Data

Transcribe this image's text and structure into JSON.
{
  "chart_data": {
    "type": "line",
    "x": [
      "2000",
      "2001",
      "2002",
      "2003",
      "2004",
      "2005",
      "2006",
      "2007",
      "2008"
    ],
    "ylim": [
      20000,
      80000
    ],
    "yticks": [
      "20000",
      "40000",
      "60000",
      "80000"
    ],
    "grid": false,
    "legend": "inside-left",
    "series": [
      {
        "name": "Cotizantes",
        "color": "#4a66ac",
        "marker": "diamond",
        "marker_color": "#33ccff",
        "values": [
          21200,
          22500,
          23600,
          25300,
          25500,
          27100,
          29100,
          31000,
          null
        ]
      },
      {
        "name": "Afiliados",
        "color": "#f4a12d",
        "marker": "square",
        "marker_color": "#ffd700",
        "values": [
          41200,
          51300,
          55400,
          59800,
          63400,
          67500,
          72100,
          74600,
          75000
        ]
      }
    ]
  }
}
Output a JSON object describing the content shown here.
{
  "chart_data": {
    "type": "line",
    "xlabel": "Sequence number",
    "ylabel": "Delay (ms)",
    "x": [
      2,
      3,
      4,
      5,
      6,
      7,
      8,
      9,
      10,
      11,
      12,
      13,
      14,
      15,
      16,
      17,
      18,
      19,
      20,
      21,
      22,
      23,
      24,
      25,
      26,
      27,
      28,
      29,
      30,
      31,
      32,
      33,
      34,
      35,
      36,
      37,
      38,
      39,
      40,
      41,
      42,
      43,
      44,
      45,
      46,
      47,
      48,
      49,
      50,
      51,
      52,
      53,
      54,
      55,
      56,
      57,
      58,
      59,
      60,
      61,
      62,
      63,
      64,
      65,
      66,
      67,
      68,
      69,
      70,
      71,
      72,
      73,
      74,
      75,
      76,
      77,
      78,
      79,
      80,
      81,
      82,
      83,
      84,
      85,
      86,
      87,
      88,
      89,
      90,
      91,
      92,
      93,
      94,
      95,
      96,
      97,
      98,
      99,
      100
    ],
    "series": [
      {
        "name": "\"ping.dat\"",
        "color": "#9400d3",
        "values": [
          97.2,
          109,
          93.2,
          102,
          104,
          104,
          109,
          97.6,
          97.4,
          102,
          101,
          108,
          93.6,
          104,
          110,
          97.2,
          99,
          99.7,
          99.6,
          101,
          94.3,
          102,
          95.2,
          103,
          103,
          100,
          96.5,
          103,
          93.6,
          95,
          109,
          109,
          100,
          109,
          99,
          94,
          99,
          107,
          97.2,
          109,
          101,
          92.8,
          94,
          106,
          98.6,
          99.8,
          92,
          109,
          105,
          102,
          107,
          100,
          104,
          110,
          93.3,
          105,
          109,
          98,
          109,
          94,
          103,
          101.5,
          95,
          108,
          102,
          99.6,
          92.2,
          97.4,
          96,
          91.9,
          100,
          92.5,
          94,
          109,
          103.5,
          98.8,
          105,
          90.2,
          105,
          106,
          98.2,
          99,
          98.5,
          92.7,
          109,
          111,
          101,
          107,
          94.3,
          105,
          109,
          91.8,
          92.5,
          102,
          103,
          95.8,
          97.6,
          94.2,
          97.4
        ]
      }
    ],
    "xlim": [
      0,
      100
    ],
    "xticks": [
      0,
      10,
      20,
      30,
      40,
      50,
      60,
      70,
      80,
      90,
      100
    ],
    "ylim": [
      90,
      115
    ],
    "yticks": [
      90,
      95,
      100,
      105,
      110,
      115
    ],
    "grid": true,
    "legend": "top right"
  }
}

Exercise directions
All of the data shown above must be copied exactly.

Exercise output
Transcribe this image's text and structure into JSON.
{
  "chart_data": {
    "type": "line",
    "x": [
      "2000",
      "2001",
      "2002",
      "2003",
      "2004",
      "2005",
      "2006",
      "2007",
      "2008"
    ],
    "ylim": [
      20000,
      80000
    ],
    "yticks": [
      "20000",
      "40000",
      "60000",
      "80000"
    ],
    "grid": false,
    "legend": "inside-left",
    "series": [
      {
        "name": "Cotizantes",
        "color": "#4a66ac",
        "marker": "diamond",
        "marker_color": "#33ccff",
        "values": [
          21200,
          22500,
          23600,
          25300,
          25500,
          27100,
          29100,
          31000,
          null
        ]
      },
      {
        "name": "Afiliados",
        "color": "#f4a12d",
        "marker": "square",
        "marker_color": "#ffd700",
        "values": [
          41200,
          51300,
          55400,
          59800,
          63400,
          67500,
          72100,
          74600,
          75000
        ]
      }
    ]
  }
}
Output a JSON object describing the content shown here.
{
  "chart_data": {
    "type": "line",
    "xlabel": "Sequence number",
    "ylabel": "Delay (ms)",
    "x": [
      2,
      3,
      4,
      5,
      6,
      7,
      8,
      9,
      10,
      11,
      12,
      13,
      14,
      15,
      16,
      17,
      18,
      19,
      20,
      21,
      22,
      23,
      24,
      25,
      26,
      27,
      28,
      29,
      30,
      31,
      32,
      33,
      34,
      35,
      36,
      37,
      38,
      39,
      40,
      41,
      42,
      43,
      44,
      45,
      46,
      47,
      48,
      49,
      50,
      51,
      52,
      53,
      54,
      55,
      56,
      57,
      58,
      59,
      60,
      61,
      62,
      63,
      64,
      65,
      66,
      67,
      68,
      69,
      70,
      71,
      72,
      73,
      74,
      75,
      76,
      77,
      78,
      79,
      80,
      81,
      82,
      83,
      84,
      85,
      86,
      87,
      88,
      89,
      90,
      91,
      92,
      93,
      94,
      95,
      96,
      97,
      98,
      99,
      100
    ],
    "series": [
      {
        "name": "\"ping.dat\"",
        "color": "#9400d3",
        "values": [
          97.2,
          109,
          93.2,
          102,
          104,
          104,
          109,
          97.6,
          97.4,
          102,
          101,
          108,
          93.6,
          104,
          110,
          97.2,
          99,
          99.7,
          99.6,
          101,
          94.3,
          102,
          95.2,
          103,
          103,
          100,
          96.5,
          103,
          93.6,
          95,
          109,
          109,
          100,
          109,
          99,
          94,
          99,
          107,
          97.2,
          109,
          101,
          92.8,
          94,
          106,
          98.6,
          99.8,
          92,
          109,
          105,
          102,
          107,
          100,
          104,
          110,
          93.3,
          105,
          109,
          98,
          109,
          94,
          103,
          101.5,
          95,
          108,
          102,
          99.6,
          92.2,
          97.4,
          96,
          91.9,
          100,
          92.5,
          94,
          109,
          103.5,
          98.8,
          105,
          90.2,
          105,
          106,
          98.2,
          99,
          98.5,
          92.7,
          109,
          111,
          101,
          107,
          94.3,
          105,
          109,
          91.8,
          92.5,
          102,
          103,
          95.8,
          97.6,
          94.2,
          97.4
        ]
      }
    ],
    "xlim": [
      0,
      100
    ],
    "xticks": [
      0,
      10,
      20,
      30,
      40,
      50,
      60,
      70,
      80,
      90,
      100
    ],
    "ylim": [
      90,
      115
    ],
    "yticks": [
      90,
      95,
      100,
      105,
      110,
      115
    ],
    "grid": true,
    "legend": "top right"
  }
}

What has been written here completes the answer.